## EXERCISE DIRECTIONS
Return every line below without any change, omitting the pictures.

## Source data
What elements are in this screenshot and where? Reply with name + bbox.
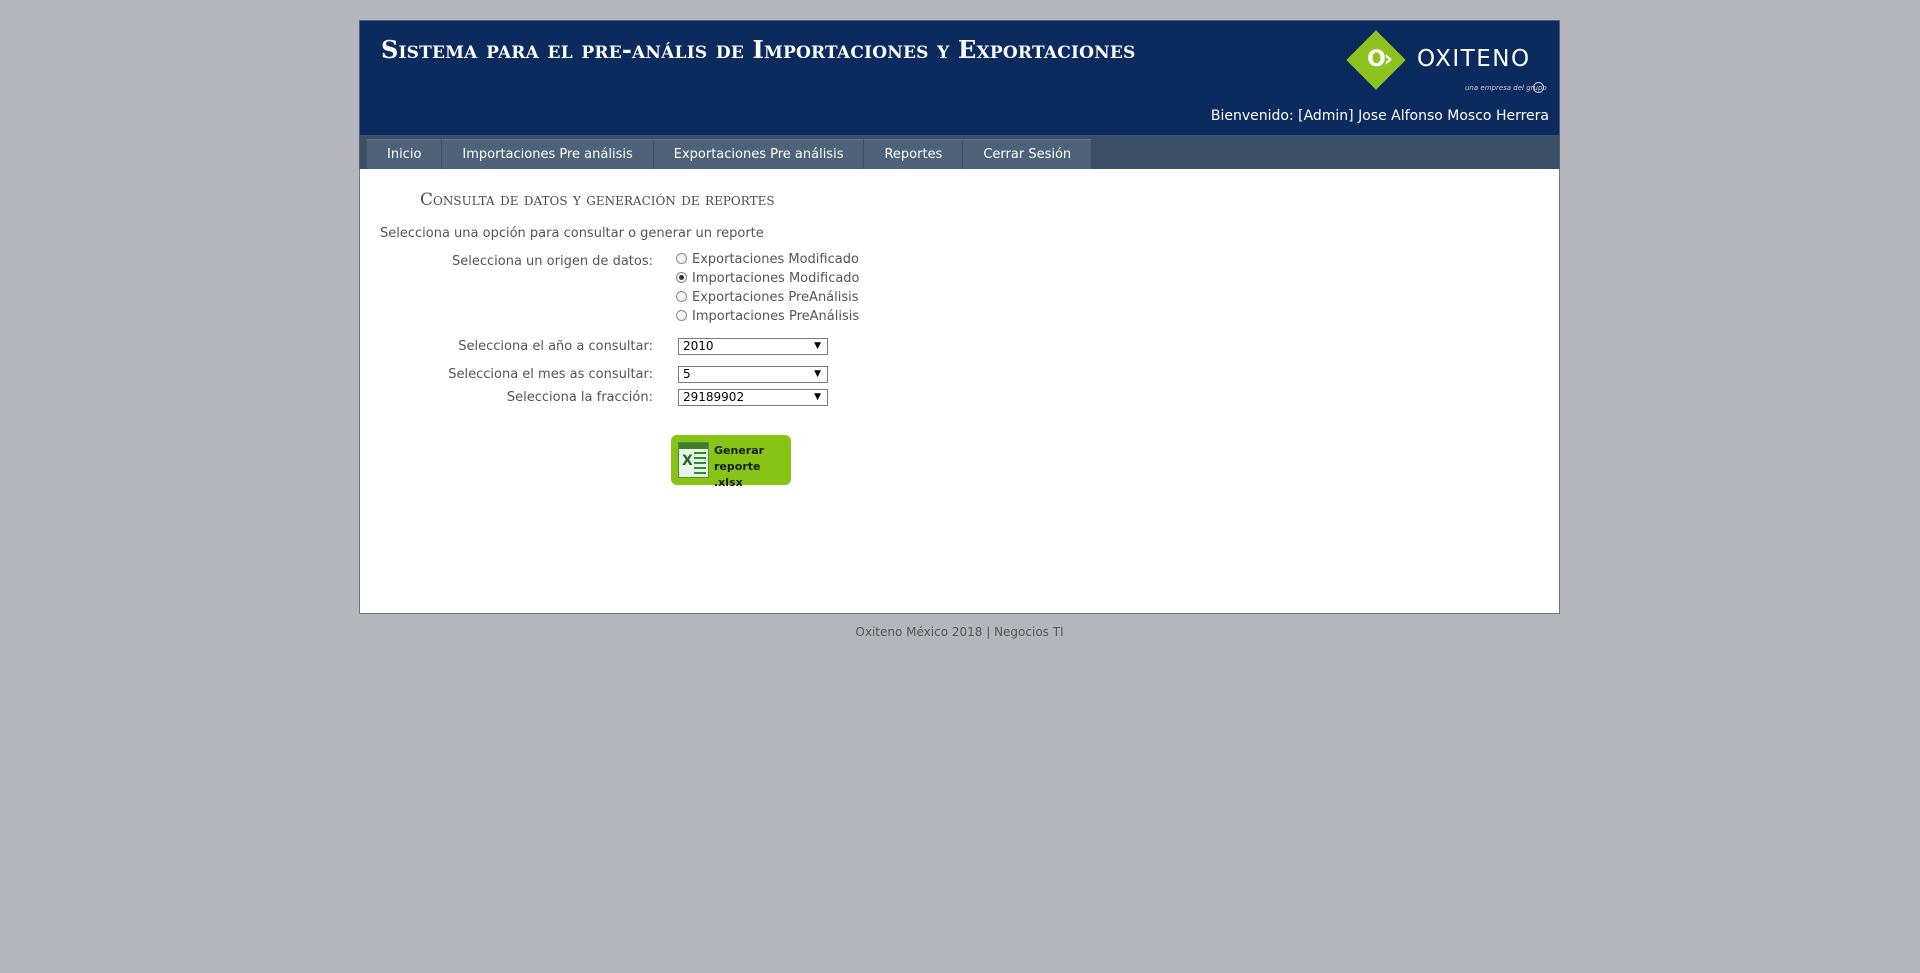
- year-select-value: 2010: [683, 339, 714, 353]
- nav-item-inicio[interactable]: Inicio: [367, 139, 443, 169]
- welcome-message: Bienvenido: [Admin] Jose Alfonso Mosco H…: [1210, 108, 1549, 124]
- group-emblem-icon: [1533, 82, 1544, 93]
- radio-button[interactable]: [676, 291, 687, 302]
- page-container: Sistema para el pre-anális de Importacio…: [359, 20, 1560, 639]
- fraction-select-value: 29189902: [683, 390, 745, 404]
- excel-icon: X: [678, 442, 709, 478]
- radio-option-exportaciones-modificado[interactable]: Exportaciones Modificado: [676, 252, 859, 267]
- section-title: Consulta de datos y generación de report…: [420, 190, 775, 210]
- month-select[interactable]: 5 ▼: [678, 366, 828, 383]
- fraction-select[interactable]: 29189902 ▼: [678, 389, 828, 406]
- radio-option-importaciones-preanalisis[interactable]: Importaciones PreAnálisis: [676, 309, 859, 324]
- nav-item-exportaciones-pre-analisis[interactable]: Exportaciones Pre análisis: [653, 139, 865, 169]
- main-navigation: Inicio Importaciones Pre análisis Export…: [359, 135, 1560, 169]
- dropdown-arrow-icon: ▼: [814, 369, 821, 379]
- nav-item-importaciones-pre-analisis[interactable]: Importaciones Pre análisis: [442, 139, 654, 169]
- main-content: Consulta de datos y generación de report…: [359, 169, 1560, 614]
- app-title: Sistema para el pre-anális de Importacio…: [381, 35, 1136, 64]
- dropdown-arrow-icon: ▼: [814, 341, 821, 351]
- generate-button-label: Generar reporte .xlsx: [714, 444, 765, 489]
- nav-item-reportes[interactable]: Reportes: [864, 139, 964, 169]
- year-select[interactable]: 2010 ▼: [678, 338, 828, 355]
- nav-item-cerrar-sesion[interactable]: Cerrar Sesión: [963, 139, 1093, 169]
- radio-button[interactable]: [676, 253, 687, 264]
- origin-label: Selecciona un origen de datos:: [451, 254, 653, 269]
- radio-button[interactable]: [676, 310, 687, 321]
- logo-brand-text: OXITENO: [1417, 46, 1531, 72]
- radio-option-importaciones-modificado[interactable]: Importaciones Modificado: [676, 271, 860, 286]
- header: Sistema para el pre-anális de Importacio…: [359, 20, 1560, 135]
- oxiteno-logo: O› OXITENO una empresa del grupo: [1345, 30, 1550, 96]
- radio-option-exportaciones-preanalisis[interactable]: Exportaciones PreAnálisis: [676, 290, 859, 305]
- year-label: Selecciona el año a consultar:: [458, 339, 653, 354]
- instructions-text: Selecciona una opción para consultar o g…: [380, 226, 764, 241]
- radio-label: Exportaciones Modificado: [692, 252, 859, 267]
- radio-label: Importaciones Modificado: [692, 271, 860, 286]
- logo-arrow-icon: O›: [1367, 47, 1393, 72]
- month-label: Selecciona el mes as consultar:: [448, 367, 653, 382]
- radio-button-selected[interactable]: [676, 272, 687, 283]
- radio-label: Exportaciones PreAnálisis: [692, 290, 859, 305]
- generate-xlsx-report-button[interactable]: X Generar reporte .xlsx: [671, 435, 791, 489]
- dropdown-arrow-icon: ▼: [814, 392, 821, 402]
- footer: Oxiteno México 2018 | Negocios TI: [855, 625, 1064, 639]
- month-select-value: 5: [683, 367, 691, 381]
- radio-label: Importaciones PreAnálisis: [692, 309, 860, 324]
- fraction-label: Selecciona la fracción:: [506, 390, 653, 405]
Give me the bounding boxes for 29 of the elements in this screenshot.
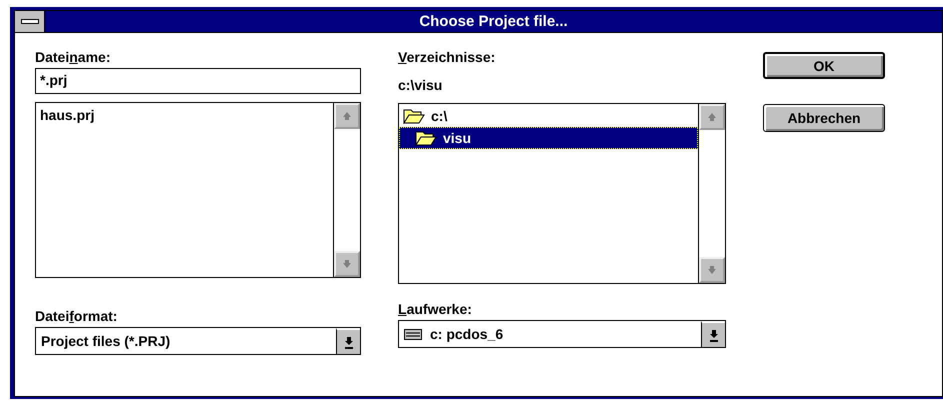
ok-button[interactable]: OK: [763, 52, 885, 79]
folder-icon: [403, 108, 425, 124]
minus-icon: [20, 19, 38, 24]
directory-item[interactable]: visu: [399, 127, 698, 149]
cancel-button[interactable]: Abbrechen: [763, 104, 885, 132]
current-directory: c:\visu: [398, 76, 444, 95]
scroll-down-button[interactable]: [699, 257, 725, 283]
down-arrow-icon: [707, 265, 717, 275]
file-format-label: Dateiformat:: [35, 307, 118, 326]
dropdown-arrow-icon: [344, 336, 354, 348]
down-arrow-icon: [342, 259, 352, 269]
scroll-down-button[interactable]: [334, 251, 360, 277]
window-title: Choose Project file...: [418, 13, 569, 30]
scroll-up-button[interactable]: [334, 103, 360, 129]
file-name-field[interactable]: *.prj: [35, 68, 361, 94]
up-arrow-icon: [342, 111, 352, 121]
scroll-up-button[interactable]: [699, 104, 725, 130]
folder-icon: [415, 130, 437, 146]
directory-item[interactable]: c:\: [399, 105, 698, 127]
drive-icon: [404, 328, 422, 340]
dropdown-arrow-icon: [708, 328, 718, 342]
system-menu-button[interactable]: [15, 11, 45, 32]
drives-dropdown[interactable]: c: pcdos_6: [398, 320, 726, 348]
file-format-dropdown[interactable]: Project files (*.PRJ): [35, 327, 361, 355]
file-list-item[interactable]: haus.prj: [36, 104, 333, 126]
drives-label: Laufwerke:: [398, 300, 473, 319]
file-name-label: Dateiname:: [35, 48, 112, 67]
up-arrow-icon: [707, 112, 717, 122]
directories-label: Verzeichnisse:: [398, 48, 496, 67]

## SOLVED PROBLEM
What elements are in this screenshot and where? Reply with name + bbox.
- year-select-value: 2010: [683, 339, 714, 353]
- nav-item-inicio[interactable]: Inicio: [367, 139, 443, 169]
- welcome-message: Bienvenido: [Admin] Jose Alfonso Mosco H…: [1210, 108, 1549, 124]
- group-emblem-icon: [1533, 82, 1544, 93]
- radio-button[interactable]: [676, 291, 687, 302]
- page-container: Sistema para el pre-anális de Importacio…: [359, 20, 1560, 639]
- fraction-select-value: 29189902: [683, 390, 745, 404]
- excel-icon: X: [678, 442, 709, 478]
- radio-option-exportaciones-modificado[interactable]: Exportaciones Modificado: [676, 252, 859, 267]
- section-title: Consulta de datos y generación de report…: [420, 190, 775, 210]
- month-select[interactable]: 5 ▼: [678, 366, 828, 383]
- fraction-select[interactable]: 29189902 ▼: [678, 389, 828, 406]
- radio-option-importaciones-preanalisis[interactable]: Importaciones PreAnálisis: [676, 309, 859, 324]
- nav-item-exportaciones-pre-analisis[interactable]: Exportaciones Pre análisis: [653, 139, 865, 169]
- main-navigation: Inicio Importaciones Pre análisis Export…: [359, 135, 1560, 169]
- dropdown-arrow-icon: ▼: [814, 369, 821, 379]
- nav-item-importaciones-pre-analisis[interactable]: Importaciones Pre análisis: [442, 139, 654, 169]
- main-content: Consulta de datos y generación de report…: [359, 169, 1560, 614]
- app-title: Sistema para el pre-anális de Importacio…: [381, 35, 1136, 64]
- dropdown-arrow-icon: ▼: [814, 341, 821, 351]
- generate-button-label: Generar reporte .xlsx: [714, 444, 765, 489]
- nav-item-reportes[interactable]: Reportes: [864, 139, 964, 169]
- year-select[interactable]: 2010 ▼: [678, 338, 828, 355]
- nav-item-cerrar-sesion[interactable]: Cerrar Sesión: [963, 139, 1093, 169]
- radio-button[interactable]: [676, 253, 687, 264]
- origin-label: Selecciona un origen de datos:: [451, 254, 653, 269]
- radio-button[interactable]: [676, 310, 687, 321]
- logo-brand-text: OXITENO: [1417, 46, 1531, 72]
- radio-option-importaciones-modificado[interactable]: Importaciones Modificado: [676, 271, 860, 286]
- header: Sistema para el pre-anális de Importacio…: [359, 20, 1560, 135]
- oxiteno-logo: O› OXITENO una empresa del grupo: [1345, 30, 1550, 96]
- radio-option-exportaciones-preanalisis[interactable]: Exportaciones PreAnálisis: [676, 290, 859, 305]
- year-label: Selecciona el año a consultar:: [458, 339, 653, 354]
- instructions-text: Selecciona una opción para consultar o g…: [380, 226, 764, 241]
- radio-label: Exportaciones Modificado: [692, 252, 859, 267]
- radio-label: Importaciones Modificado: [692, 271, 860, 286]
- logo-arrow-icon: O›: [1367, 47, 1393, 72]
- month-label: Selecciona el mes as consultar:: [448, 367, 653, 382]
- radio-button-selected[interactable]: [676, 272, 687, 283]
- radio-label: Exportaciones PreAnálisis: [692, 290, 859, 305]
- generate-xlsx-report-button[interactable]: X Generar reporte .xlsx: [671, 435, 791, 489]
- dropdown-arrow-icon: ▼: [814, 392, 821, 402]
- footer: Oxiteno México 2018 | Negocios TI: [855, 625, 1064, 639]
- month-select-value: 5: [683, 367, 691, 381]
- radio-label: Importaciones PreAnálisis: [692, 309, 860, 324]
- fraction-label: Selecciona la fracción:: [506, 390, 653, 405]
Give me the bounding boxes for 29 of the elements in this screenshot.
ok-button[interactable]: OK: [763, 52, 885, 79]
folder-icon: [403, 108, 425, 124]
minus-icon: [20, 19, 38, 24]
directory-item[interactable]: visu: [399, 127, 698, 149]
cancel-button[interactable]: Abbrechen: [763, 104, 885, 132]
current-directory: c:\visu: [398, 76, 444, 95]
scroll-down-button[interactable]: [699, 257, 725, 283]
down-arrow-icon: [707, 265, 717, 275]
file-format-label: Dateiformat:: [35, 307, 118, 326]
dropdown-arrow-icon: [344, 336, 354, 348]
down-arrow-icon: [342, 259, 352, 269]
scroll-down-button[interactable]: [334, 251, 360, 277]
window-title: Choose Project file...: [418, 13, 569, 30]
scroll-up-button[interactable]: [334, 103, 360, 129]
file-name-field[interactable]: *.prj: [35, 68, 361, 94]
up-arrow-icon: [342, 111, 352, 121]
scroll-up-button[interactable]: [699, 104, 725, 130]
folder-icon: [415, 130, 437, 146]
directory-item[interactable]: c:\: [399, 105, 698, 127]
drive-icon: [404, 328, 422, 340]
dropdown-arrow-icon: [708, 328, 718, 342]
system-menu-button[interactable]: [15, 11, 45, 32]
drives-dropdown[interactable]: c: pcdos_6: [398, 320, 726, 348]
file-format-dropdown[interactable]: Project files (*.PRJ): [35, 327, 361, 355]
file-list-item[interactable]: haus.prj: [36, 104, 333, 126]
drives-label: Laufwerke:: [398, 300, 473, 319]
file-name-label: Dateiname:: [35, 48, 112, 67]
up-arrow-icon: [707, 112, 717, 122]
directories-label: Verzeichnisse:: [398, 48, 496, 67]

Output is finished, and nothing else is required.